__THE EXERCISE__:
Using the data beneath, show every line that includes the word "this".

__PROVIDED RECORDS__:
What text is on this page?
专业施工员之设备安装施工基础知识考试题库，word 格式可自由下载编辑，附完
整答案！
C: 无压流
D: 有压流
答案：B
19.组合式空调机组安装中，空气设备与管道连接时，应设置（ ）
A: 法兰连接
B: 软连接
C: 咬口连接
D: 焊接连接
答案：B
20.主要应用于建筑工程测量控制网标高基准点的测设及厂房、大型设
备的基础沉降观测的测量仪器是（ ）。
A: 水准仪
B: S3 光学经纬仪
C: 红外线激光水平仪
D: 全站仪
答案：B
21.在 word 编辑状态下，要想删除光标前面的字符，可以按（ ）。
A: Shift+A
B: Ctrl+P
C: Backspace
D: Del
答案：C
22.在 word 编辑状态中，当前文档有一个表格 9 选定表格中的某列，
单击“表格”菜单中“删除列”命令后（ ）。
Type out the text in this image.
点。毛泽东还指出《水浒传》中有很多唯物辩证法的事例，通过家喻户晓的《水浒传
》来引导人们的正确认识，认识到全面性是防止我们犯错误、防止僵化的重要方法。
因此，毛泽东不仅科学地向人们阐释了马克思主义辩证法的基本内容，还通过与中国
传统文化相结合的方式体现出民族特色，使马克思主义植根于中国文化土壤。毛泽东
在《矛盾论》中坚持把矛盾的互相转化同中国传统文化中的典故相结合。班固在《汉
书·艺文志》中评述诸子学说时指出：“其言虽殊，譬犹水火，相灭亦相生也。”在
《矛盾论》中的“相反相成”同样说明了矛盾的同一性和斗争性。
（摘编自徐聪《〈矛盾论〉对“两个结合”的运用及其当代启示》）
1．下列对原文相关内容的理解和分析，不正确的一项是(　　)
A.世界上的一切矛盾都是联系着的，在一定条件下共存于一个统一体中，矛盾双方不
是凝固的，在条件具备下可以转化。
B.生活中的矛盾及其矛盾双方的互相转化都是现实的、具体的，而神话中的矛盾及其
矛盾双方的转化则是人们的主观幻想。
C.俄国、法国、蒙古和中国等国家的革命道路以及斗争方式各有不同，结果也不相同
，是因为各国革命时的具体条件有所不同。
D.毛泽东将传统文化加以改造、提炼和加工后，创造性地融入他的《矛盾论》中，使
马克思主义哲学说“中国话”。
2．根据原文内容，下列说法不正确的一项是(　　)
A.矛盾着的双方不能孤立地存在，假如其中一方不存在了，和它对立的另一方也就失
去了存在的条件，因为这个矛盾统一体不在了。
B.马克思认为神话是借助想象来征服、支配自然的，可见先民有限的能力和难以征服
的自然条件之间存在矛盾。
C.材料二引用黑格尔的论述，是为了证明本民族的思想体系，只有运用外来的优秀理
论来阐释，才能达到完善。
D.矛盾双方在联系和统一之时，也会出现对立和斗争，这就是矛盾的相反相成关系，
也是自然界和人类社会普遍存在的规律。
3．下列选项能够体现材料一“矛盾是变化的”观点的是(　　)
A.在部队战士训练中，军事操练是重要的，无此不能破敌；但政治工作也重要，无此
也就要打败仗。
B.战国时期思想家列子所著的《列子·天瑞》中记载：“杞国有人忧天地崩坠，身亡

__CORRECT RESPONSE__:
What text is on this page?
Type out the text in this image.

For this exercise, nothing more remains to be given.